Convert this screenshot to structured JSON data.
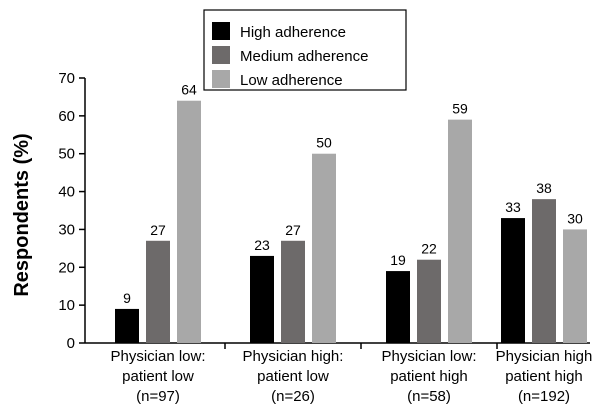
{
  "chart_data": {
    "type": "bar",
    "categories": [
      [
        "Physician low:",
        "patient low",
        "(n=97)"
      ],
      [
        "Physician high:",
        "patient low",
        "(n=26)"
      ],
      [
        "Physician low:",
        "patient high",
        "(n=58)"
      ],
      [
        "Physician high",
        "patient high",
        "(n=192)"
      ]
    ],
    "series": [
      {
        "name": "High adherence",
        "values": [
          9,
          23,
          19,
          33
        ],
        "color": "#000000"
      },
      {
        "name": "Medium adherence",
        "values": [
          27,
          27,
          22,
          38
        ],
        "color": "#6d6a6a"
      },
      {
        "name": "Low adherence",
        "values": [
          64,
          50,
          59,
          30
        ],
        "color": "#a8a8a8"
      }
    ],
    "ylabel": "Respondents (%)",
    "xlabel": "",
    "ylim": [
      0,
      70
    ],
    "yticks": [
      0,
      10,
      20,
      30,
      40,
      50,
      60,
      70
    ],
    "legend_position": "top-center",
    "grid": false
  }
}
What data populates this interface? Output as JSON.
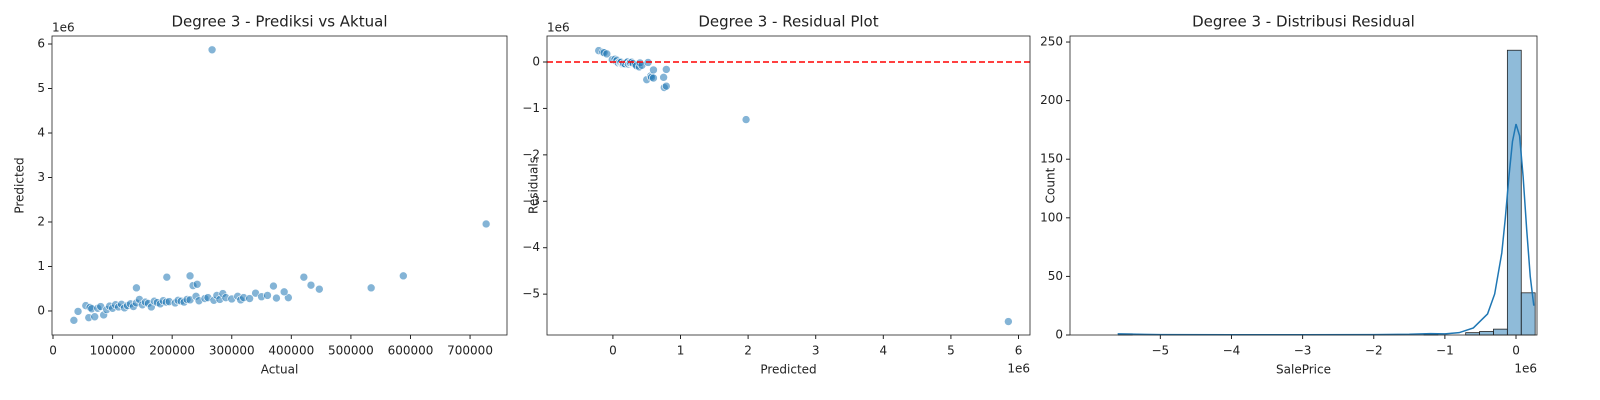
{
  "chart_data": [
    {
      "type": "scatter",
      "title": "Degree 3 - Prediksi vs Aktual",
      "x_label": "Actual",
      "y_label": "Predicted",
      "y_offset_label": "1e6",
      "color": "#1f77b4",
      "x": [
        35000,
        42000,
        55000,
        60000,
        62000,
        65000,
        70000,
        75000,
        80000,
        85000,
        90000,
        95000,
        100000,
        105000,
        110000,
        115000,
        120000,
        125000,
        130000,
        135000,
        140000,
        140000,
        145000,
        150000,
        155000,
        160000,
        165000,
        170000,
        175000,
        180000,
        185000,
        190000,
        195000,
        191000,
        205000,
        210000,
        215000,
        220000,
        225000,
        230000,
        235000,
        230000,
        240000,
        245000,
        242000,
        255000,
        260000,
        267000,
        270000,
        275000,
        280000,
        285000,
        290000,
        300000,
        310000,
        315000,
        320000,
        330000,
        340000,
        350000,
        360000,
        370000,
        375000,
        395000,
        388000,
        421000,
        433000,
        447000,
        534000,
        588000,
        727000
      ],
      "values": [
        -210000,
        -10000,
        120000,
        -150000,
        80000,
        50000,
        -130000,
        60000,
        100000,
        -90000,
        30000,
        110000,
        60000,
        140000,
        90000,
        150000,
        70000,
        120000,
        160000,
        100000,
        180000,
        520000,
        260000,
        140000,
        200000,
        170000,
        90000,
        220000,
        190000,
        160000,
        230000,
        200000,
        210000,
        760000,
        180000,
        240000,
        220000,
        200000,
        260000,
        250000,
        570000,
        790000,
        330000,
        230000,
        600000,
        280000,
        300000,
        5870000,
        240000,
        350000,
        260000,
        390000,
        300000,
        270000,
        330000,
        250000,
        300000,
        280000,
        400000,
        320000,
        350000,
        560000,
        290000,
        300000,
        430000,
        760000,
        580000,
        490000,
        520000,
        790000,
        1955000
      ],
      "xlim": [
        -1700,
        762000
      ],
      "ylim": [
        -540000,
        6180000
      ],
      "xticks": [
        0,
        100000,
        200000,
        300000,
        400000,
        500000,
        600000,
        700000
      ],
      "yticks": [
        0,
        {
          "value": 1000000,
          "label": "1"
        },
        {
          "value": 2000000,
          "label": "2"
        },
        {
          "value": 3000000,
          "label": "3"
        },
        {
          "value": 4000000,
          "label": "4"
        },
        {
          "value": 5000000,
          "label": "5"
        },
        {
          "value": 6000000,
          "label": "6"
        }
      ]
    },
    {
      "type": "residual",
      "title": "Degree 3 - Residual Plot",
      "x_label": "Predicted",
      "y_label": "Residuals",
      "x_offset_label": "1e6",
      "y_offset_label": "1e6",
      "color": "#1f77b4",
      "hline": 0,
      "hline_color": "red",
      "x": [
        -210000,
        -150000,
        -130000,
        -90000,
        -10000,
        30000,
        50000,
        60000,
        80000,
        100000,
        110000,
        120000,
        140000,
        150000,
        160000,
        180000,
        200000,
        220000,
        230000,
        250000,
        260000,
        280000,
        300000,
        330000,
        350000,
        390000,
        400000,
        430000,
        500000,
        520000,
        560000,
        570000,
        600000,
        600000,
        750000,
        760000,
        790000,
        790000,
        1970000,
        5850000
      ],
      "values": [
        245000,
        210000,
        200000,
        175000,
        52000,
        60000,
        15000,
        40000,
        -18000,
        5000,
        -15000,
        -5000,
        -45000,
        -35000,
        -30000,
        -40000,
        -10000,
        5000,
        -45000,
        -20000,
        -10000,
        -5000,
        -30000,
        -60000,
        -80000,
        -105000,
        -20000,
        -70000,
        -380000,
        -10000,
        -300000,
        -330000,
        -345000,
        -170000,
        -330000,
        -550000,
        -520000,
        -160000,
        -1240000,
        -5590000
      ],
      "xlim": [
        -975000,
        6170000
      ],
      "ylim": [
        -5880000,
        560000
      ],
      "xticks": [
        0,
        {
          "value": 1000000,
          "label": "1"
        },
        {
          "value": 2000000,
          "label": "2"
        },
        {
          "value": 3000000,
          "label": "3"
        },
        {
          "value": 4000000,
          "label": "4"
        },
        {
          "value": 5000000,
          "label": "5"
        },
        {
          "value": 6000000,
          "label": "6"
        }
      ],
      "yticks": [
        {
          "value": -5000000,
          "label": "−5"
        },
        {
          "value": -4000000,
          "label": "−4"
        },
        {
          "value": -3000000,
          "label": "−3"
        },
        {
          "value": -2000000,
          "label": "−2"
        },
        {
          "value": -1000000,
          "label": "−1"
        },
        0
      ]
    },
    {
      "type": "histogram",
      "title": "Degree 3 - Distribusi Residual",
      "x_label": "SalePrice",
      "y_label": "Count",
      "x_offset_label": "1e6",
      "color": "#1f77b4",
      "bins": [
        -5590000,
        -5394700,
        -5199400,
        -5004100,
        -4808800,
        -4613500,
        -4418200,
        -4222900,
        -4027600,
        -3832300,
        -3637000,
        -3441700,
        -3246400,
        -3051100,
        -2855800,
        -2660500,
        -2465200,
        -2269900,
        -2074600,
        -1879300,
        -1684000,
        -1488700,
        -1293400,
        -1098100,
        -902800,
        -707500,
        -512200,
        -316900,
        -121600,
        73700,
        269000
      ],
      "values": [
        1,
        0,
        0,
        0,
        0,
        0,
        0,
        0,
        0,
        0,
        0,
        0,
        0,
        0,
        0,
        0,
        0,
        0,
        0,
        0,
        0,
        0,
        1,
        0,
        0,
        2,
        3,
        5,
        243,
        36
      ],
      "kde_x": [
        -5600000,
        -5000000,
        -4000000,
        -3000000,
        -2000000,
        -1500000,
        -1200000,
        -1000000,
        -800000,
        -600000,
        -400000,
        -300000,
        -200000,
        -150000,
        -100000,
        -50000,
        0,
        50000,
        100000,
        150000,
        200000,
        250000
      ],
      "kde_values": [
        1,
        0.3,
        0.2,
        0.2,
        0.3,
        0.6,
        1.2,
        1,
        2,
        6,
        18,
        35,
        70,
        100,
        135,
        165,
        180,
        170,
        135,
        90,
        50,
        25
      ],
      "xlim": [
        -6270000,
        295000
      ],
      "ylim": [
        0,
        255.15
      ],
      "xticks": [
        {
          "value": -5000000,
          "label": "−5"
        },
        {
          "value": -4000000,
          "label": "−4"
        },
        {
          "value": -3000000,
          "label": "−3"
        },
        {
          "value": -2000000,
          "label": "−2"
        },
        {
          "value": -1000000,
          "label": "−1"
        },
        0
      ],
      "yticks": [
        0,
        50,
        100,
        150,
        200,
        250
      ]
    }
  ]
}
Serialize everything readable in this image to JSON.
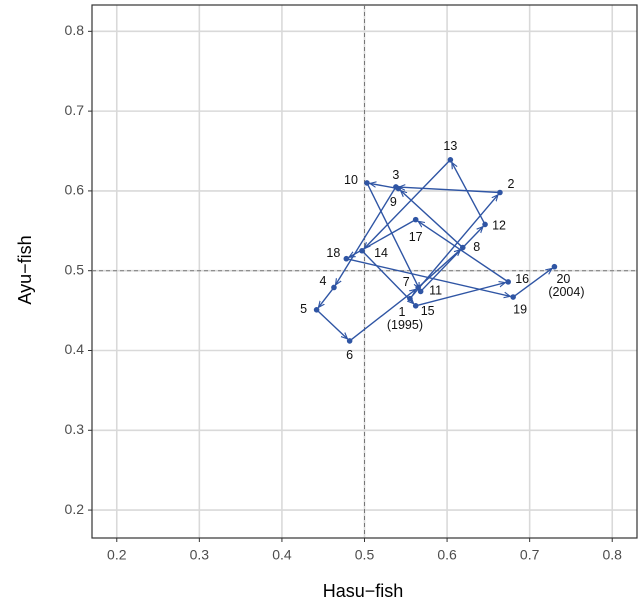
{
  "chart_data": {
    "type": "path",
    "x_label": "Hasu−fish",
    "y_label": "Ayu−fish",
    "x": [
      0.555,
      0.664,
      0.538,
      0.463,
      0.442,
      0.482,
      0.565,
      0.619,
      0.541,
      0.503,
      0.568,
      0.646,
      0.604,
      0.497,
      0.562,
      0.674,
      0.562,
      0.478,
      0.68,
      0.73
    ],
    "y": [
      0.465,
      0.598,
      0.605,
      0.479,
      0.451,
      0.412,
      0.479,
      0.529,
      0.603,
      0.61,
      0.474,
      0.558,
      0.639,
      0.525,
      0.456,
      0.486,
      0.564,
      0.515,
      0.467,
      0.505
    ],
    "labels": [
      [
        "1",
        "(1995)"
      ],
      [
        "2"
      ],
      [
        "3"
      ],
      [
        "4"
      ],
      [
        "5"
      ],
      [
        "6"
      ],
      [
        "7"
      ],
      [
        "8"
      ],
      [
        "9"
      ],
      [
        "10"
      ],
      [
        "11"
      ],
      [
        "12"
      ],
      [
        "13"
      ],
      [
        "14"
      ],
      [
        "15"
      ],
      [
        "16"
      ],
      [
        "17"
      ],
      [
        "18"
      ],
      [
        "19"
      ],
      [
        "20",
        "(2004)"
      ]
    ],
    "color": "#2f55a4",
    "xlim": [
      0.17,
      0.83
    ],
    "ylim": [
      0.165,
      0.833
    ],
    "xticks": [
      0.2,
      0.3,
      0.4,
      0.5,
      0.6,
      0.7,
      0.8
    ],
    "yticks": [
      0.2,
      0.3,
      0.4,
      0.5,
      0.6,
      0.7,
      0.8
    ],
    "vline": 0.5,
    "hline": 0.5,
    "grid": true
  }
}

YOUR GOAL »
Copy each line of the listing that includes "Physician".

TASK SOLUTION »
        "Physician low:",
        "Physician high:",
        "Physician low:",
        "Physician high",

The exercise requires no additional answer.